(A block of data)
- - - - - - -
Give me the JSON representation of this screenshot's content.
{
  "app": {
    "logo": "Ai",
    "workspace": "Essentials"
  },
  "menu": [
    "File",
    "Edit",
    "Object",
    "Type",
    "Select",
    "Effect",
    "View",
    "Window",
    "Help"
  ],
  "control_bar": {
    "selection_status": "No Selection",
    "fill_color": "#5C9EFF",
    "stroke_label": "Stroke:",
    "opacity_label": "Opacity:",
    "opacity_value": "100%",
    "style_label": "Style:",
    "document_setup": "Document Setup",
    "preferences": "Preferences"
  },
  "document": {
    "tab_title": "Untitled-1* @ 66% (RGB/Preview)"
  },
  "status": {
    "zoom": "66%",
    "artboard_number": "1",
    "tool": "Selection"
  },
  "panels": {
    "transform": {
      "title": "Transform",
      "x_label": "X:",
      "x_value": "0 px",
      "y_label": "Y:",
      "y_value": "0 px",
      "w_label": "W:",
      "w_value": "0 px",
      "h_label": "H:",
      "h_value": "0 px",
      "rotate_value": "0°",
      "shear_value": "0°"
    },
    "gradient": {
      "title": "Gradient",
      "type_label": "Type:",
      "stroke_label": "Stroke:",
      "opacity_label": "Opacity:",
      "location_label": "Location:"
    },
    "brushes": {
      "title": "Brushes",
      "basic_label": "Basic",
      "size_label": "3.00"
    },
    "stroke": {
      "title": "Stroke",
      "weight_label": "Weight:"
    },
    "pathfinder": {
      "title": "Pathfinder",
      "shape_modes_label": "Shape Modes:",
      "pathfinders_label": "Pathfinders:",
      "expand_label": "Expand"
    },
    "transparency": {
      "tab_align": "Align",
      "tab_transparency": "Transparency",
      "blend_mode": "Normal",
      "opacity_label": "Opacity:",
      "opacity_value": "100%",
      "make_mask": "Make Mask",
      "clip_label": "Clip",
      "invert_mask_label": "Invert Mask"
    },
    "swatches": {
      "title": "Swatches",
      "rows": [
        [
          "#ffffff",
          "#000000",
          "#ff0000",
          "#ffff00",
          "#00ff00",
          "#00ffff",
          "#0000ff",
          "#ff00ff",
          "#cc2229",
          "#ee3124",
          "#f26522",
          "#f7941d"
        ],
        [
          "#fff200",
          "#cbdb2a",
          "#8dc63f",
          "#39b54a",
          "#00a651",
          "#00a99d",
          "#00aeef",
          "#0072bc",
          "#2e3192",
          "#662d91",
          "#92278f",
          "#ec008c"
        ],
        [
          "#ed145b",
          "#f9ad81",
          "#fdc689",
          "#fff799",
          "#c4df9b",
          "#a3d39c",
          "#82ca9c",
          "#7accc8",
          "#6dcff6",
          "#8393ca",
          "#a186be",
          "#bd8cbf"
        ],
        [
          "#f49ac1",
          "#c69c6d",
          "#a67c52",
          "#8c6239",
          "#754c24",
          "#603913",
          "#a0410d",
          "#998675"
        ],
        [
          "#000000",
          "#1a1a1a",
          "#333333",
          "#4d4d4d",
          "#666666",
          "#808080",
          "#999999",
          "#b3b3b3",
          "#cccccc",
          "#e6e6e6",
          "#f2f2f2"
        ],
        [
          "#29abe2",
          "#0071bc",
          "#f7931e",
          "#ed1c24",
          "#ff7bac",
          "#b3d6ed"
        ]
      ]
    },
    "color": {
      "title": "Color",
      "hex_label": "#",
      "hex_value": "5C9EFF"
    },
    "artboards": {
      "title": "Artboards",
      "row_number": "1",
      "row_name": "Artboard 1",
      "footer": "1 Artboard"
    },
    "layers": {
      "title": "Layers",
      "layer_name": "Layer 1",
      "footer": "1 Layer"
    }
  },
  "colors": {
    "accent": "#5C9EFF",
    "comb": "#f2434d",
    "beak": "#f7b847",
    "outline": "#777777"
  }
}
- - - - - - -
**What to do**
The records above are to be copied in full, exactly as written.

**Expected output**
Give me the JSON representation of this screenshot's content.
{
  "app": {
    "logo": "Ai",
    "workspace": "Essentials"
  },
  "menu": [
    "File",
    "Edit",
    "Object",
    "Type",
    "Select",
    "Effect",
    "View",
    "Window",
    "Help"
  ],
  "control_bar": {
    "selection_status": "No Selection",
    "fill_color": "#5C9EFF",
    "stroke_label": "Stroke:",
    "opacity_label": "Opacity:",
    "opacity_value": "100%",
    "style_label": "Style:",
    "document_setup": "Document Setup",
    "preferences": "Preferences"
  },
  "document": {
    "tab_title": "Untitled-1* @ 66% (RGB/Preview)"
  },
  "status": {
    "zoom": "66%",
    "artboard_number": "1",
    "tool": "Selection"
  },
  "panels": {
    "transform": {
      "title": "Transform",
      "x_label": "X:",
      "x_value": "0 px",
      "y_label": "Y:",
      "y_value": "0 px",
      "w_label": "W:",
      "w_value": "0 px",
      "h_label": "H:",
      "h_value": "0 px",
      "rotate_value": "0°",
      "shear_value": "0°"
    },
    "gradient": {
      "title": "Gradient",
      "type_label": "Type:",
      "stroke_label": "Stroke:",
      "opacity_label": "Opacity:",
      "location_label": "Location:"
    },
    "brushes": {
      "title": "Brushes",
      "basic_label": "Basic",
      "size_label": "3.00"
    },
    "stroke": {
      "title": "Stroke",
      "weight_label": "Weight:"
    },
    "pathfinder": {
      "title": "Pathfinder",
      "shape_modes_label": "Shape Modes:",
      "pathfinders_label": "Pathfinders:",
      "expand_label": "Expand"
    },
    "transparency": {
      "tab_align": "Align",
      "tab_transparency": "Transparency",
      "blend_mode": "Normal",
      "opacity_label": "Opacity:",
      "opacity_value": "100%",
      "make_mask": "Make Mask",
      "clip_label": "Clip",
      "invert_mask_label": "Invert Mask"
    },
    "swatches": {
      "title": "Swatches",
      "rows": [
        [
          "#ffffff",
          "#000000",
          "#ff0000",
          "#ffff00",
          "#00ff00",
          "#00ffff",
          "#0000ff",
          "#ff00ff",
          "#cc2229",
          "#ee3124",
          "#f26522",
          "#f7941d"
        ],
        [
          "#fff200",
          "#cbdb2a",
          "#8dc63f",
          "#39b54a",
          "#00a651",
          "#00a99d",
          "#00aeef",
          "#0072bc",
          "#2e3192",
          "#662d91",
          "#92278f",
          "#ec008c"
        ],
        [
          "#ed145b",
          "#f9ad81",
          "#fdc689",
          "#fff799",
          "#c4df9b",
          "#a3d39c",
          "#82ca9c",
          "#7accc8",
          "#6dcff6",
          "#8393ca",
          "#a186be",
          "#bd8cbf"
        ],
        [
          "#f49ac1",
          "#c69c6d",
          "#a67c52",
          "#8c6239",
          "#754c24",
          "#603913",
          "#a0410d",
          "#998675"
        ],
        [
          "#000000",
          "#1a1a1a",
          "#333333",
          "#4d4d4d",
          "#666666",
          "#808080",
          "#999999",
          "#b3b3b3",
          "#cccccc",
          "#e6e6e6",
          "#f2f2f2"
        ],
        [
          "#29abe2",
          "#0071bc",
          "#f7931e",
          "#ed1c24",
          "#ff7bac",
          "#b3d6ed"
        ]
      ]
    },
    "color": {
      "title": "Color",
      "hex_label": "#",
      "hex_value": "5C9EFF"
    },
    "artboards": {
      "title": "Artboards",
      "row_number": "1",
      "row_name": "Artboard 1",
      "footer": "1 Artboard"
    },
    "layers": {
      "title": "Layers",
      "layer_name": "Layer 1",
      "footer": "1 Layer"
    }
  },
  "colors": {
    "accent": "#5C9EFF",
    "comb": "#f2434d",
    "beak": "#f7b847",
    "outline": "#777777"
  }
}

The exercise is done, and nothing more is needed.